Exercise task: Among the records below, find each line that includes the string "karleusastar" and copy it.

Stored data:

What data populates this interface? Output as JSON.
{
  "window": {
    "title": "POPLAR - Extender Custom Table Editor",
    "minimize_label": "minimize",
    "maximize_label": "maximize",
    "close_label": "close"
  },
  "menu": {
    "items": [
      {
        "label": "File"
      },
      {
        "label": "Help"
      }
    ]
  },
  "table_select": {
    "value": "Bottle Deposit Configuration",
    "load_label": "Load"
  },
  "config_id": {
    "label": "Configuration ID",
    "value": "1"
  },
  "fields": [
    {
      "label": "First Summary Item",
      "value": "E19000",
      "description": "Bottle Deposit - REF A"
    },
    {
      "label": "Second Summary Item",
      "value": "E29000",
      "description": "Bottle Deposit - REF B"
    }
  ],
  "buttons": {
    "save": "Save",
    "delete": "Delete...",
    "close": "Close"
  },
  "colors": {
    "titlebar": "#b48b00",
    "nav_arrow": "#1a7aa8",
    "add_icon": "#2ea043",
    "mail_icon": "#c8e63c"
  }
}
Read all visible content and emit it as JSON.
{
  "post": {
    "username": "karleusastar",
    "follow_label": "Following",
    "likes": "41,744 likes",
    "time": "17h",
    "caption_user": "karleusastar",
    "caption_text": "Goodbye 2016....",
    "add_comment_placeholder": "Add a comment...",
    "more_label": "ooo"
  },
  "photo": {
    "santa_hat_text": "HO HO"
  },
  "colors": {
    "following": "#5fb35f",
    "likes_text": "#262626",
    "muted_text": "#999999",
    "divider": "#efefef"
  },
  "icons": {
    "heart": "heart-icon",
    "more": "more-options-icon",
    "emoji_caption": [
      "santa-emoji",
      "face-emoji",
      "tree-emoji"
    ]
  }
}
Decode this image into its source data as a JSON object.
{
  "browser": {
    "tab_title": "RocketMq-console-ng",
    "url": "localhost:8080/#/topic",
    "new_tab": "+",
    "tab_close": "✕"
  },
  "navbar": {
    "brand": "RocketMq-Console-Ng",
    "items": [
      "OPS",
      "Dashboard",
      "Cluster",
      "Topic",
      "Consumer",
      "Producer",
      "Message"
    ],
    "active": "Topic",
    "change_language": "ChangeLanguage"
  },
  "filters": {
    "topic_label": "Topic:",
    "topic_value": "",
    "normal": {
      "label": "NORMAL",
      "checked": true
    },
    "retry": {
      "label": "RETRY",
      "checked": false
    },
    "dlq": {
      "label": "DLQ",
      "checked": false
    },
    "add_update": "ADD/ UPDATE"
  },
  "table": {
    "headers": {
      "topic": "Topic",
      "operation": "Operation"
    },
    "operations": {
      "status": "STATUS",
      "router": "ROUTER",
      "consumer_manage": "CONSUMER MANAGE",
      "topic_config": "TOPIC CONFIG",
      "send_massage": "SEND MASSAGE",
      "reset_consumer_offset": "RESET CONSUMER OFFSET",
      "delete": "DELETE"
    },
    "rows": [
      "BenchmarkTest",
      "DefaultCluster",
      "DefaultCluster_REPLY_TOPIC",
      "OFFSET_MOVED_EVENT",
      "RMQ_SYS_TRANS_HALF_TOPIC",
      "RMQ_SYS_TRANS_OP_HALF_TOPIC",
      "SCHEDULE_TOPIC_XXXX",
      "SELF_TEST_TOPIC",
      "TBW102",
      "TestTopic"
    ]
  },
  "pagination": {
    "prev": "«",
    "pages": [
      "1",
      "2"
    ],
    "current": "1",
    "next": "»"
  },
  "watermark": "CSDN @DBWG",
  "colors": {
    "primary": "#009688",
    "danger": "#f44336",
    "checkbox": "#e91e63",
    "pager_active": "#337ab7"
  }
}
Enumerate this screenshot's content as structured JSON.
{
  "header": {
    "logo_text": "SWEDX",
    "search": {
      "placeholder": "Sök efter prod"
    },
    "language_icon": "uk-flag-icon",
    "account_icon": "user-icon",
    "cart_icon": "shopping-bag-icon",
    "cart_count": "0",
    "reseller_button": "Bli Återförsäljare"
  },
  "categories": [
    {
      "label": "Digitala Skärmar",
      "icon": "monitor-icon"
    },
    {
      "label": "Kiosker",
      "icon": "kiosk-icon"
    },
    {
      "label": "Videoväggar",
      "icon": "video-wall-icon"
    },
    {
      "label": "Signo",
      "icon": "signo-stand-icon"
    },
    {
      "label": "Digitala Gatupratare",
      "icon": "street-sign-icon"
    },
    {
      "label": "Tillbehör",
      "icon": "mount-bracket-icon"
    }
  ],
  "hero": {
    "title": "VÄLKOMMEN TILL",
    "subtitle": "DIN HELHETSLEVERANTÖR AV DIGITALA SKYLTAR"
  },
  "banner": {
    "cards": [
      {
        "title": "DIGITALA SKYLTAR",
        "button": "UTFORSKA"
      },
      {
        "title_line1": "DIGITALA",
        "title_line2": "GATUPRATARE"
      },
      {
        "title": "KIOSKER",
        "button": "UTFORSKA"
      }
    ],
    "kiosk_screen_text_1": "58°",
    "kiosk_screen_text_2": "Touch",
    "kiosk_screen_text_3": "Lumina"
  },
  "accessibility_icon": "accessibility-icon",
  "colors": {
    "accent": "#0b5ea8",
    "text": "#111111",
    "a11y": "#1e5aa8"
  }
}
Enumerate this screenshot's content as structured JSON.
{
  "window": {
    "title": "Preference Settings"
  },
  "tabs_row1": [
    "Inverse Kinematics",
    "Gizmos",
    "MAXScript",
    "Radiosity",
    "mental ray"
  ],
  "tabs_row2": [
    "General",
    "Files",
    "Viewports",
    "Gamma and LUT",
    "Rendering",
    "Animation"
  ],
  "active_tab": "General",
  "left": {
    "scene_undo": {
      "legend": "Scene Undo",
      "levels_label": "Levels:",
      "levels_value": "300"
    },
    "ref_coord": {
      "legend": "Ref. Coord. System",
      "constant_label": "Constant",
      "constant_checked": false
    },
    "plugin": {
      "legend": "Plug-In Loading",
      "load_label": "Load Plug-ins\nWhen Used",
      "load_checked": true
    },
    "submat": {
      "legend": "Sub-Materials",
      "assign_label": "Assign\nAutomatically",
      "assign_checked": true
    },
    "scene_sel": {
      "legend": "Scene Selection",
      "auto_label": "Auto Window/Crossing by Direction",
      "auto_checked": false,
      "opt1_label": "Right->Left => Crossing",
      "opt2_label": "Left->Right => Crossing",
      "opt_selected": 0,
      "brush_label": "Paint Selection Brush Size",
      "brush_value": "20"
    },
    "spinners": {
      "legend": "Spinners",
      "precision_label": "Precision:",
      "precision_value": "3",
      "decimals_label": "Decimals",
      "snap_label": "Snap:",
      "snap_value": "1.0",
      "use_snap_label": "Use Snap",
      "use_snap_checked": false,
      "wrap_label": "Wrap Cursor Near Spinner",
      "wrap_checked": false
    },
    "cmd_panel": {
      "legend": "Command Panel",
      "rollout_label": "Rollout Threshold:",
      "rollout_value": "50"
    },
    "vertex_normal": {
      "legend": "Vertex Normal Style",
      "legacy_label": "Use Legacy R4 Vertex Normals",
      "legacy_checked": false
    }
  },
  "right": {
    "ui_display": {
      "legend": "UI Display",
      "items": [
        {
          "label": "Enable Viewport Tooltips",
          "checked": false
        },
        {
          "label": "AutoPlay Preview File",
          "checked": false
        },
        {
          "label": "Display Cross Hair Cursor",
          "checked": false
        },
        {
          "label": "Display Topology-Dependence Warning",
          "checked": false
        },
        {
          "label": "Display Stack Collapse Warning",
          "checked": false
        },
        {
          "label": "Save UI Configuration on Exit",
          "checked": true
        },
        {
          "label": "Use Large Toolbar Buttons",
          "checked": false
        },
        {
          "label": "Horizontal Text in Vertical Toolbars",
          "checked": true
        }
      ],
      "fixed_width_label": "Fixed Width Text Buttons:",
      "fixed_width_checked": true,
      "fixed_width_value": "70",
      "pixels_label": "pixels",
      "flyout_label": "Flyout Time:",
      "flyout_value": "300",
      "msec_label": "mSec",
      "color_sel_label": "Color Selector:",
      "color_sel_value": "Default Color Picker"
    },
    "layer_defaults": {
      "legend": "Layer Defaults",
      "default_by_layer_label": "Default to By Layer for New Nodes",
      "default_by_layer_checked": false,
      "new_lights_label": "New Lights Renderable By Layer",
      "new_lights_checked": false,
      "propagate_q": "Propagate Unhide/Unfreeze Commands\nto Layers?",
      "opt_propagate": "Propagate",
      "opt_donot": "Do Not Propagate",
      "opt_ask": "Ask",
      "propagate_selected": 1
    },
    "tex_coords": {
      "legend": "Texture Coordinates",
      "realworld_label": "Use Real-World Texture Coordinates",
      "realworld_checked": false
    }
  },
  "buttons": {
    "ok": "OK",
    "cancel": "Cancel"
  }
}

Problem solution:
    "username": "karleusastar",
    "caption_user": "karleusastar",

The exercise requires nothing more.